=== Record set ===

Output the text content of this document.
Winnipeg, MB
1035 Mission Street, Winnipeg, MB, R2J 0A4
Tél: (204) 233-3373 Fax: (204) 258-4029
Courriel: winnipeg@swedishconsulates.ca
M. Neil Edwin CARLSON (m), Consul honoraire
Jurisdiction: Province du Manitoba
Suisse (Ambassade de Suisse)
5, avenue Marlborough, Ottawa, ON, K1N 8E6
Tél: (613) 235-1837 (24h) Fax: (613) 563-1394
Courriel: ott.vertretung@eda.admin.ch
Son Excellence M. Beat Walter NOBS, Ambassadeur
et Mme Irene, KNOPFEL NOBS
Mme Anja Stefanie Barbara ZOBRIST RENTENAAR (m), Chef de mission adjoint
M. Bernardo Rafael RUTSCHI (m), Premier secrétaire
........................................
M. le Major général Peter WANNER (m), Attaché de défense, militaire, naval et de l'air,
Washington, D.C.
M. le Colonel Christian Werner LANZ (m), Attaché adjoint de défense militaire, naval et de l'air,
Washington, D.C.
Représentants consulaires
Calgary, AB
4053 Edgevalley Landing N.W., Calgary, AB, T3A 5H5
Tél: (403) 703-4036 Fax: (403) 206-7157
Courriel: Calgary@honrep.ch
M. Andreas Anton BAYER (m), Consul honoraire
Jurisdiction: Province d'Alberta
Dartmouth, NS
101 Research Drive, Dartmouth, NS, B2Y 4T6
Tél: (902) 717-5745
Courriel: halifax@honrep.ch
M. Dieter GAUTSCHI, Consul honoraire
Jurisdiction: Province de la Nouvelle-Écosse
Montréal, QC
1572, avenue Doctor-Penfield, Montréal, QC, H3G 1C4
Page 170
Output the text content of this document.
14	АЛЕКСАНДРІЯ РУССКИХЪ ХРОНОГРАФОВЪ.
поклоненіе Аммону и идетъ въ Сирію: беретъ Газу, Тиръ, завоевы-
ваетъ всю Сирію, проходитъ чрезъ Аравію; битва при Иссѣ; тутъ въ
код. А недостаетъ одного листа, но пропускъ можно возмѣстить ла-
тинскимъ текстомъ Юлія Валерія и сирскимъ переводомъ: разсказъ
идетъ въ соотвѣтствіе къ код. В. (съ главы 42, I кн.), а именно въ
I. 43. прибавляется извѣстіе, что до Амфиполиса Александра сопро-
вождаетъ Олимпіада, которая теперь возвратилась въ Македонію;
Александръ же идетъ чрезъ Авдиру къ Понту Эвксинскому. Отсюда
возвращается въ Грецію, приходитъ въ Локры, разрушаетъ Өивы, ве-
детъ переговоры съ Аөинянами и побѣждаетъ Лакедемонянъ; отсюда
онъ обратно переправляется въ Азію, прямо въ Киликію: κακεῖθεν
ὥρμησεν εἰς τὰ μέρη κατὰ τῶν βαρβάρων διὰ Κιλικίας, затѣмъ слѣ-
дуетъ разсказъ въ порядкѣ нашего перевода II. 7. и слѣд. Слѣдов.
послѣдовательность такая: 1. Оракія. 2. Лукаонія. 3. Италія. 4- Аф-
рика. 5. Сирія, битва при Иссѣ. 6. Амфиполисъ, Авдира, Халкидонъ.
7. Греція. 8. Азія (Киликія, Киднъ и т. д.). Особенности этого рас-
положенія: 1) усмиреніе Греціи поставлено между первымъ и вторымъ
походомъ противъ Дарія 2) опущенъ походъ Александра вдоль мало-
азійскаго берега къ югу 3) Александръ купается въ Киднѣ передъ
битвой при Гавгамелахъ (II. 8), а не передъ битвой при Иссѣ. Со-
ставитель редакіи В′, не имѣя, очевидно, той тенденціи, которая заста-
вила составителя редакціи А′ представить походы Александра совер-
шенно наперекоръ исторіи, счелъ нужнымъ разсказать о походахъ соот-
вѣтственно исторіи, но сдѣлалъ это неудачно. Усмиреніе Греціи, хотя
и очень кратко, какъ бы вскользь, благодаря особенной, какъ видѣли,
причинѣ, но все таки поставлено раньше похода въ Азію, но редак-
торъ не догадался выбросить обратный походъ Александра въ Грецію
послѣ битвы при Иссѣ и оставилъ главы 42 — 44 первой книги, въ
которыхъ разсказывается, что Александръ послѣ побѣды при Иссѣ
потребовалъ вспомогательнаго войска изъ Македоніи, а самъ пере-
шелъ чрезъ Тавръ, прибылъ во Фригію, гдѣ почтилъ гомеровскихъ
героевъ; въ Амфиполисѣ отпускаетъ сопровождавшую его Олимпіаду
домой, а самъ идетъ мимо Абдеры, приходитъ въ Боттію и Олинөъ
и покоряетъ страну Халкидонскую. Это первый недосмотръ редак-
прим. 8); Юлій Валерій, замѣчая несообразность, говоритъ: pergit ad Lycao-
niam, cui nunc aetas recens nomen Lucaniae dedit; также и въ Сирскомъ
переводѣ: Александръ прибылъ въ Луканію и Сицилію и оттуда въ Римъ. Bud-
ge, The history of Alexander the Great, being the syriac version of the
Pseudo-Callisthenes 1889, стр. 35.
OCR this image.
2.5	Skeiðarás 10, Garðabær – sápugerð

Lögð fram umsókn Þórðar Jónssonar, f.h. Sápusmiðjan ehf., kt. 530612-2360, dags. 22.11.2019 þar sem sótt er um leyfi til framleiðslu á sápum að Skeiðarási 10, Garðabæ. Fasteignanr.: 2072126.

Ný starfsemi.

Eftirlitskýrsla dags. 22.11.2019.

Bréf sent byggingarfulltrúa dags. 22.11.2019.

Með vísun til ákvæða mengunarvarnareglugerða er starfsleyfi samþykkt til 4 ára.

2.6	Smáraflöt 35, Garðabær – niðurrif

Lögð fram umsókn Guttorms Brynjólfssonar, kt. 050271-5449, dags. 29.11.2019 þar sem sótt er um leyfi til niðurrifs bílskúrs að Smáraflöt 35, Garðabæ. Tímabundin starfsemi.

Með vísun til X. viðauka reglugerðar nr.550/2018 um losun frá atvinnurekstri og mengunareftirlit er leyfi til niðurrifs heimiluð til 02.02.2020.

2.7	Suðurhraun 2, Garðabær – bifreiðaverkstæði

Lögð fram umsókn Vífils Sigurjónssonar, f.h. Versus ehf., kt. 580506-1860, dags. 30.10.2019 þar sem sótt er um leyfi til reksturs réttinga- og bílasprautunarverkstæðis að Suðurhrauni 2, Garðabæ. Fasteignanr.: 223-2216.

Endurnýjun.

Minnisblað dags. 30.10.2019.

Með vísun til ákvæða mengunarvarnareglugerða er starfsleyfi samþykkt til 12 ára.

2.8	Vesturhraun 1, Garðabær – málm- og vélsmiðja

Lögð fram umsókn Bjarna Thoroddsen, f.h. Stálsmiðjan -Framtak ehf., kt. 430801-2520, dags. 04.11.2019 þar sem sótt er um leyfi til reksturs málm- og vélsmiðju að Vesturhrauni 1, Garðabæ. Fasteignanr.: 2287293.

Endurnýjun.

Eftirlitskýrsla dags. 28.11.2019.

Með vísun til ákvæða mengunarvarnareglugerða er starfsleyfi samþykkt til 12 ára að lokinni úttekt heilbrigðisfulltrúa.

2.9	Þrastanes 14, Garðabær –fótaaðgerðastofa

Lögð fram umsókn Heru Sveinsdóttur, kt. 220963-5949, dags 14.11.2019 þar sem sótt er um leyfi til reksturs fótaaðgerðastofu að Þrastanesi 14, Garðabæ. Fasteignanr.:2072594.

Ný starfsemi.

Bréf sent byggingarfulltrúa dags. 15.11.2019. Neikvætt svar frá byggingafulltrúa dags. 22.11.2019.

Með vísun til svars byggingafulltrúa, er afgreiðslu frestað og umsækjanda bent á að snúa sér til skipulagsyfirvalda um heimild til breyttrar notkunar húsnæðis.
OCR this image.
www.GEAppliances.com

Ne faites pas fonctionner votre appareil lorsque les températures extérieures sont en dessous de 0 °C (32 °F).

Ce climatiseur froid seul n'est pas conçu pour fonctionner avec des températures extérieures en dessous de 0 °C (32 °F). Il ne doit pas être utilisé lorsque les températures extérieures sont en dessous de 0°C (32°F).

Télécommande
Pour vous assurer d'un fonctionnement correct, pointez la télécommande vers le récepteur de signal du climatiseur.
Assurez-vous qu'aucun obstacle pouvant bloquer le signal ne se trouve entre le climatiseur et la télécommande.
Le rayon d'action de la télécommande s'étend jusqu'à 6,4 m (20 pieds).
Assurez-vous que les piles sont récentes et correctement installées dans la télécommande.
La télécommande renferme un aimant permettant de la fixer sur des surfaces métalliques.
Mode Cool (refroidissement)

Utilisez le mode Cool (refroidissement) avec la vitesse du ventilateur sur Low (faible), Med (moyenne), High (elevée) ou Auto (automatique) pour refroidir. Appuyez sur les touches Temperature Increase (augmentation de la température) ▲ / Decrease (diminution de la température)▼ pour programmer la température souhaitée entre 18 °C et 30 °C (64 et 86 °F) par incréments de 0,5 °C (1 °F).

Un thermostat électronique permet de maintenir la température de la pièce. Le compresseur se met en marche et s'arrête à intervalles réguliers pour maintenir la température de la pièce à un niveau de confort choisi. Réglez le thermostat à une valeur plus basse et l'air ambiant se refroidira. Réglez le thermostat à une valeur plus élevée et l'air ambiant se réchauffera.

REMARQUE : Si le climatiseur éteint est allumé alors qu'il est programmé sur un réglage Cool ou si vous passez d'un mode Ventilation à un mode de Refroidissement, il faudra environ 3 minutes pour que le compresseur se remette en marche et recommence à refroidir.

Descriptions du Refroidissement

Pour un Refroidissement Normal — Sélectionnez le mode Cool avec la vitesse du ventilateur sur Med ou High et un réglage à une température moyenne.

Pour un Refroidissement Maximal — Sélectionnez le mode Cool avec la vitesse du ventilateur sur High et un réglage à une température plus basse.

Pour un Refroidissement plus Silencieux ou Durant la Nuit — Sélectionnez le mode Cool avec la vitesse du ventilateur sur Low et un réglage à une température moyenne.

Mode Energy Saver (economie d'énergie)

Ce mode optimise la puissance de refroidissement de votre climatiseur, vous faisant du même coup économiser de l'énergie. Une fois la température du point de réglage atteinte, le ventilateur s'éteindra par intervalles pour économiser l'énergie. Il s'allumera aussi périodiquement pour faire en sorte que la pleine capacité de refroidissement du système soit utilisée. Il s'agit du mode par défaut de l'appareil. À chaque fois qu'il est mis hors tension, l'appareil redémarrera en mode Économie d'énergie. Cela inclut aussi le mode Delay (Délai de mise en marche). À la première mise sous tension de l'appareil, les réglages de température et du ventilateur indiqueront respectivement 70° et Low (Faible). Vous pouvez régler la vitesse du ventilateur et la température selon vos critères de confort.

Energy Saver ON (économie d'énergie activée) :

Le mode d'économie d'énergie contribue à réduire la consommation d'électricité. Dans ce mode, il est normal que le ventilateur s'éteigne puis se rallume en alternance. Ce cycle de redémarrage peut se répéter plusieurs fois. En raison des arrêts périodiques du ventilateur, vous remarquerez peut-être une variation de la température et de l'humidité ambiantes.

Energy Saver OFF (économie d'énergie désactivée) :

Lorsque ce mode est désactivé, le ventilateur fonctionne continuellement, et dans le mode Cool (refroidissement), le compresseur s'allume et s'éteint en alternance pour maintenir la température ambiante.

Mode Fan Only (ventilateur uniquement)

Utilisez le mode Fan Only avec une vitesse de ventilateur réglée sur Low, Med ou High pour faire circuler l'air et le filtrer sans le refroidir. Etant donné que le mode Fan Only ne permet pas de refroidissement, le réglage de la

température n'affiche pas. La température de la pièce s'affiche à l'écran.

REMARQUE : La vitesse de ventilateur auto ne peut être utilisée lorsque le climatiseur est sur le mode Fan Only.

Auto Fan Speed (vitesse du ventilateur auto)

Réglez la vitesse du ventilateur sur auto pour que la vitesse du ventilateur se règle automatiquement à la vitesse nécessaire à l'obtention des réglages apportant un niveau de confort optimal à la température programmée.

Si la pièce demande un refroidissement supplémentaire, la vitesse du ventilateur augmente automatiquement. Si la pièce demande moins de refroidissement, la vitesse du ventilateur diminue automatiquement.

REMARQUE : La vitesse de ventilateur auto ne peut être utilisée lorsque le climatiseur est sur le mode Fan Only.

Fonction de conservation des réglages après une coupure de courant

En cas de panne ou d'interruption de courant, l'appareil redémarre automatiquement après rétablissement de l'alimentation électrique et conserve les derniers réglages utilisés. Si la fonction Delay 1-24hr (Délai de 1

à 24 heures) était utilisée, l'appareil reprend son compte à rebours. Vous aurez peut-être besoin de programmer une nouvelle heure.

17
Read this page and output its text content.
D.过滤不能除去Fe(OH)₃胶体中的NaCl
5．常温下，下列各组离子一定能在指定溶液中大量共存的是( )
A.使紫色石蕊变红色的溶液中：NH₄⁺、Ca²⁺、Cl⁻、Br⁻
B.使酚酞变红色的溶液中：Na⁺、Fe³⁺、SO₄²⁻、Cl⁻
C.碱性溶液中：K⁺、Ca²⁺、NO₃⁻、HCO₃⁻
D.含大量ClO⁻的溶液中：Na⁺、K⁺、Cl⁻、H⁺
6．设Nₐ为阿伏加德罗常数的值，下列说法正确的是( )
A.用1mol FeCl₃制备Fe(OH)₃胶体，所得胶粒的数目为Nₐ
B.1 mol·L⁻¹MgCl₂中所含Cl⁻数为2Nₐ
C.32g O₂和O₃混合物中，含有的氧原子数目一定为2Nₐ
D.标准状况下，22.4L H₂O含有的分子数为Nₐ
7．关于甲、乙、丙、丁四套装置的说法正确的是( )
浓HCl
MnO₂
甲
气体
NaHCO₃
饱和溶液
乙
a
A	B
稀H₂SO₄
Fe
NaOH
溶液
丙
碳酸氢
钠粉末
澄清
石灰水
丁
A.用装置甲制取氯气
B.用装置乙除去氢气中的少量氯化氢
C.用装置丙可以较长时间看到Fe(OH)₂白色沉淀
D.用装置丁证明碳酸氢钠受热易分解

===

Description of the task :: Copy each line of the entries that includes the word "поставлено".

Exercise answer ::
положенія: 1) усмиреніе Греціи поставлено между первымъ и вторымъ
причинѣ, но все таки поставлено раньше похода въ Азію, но редак-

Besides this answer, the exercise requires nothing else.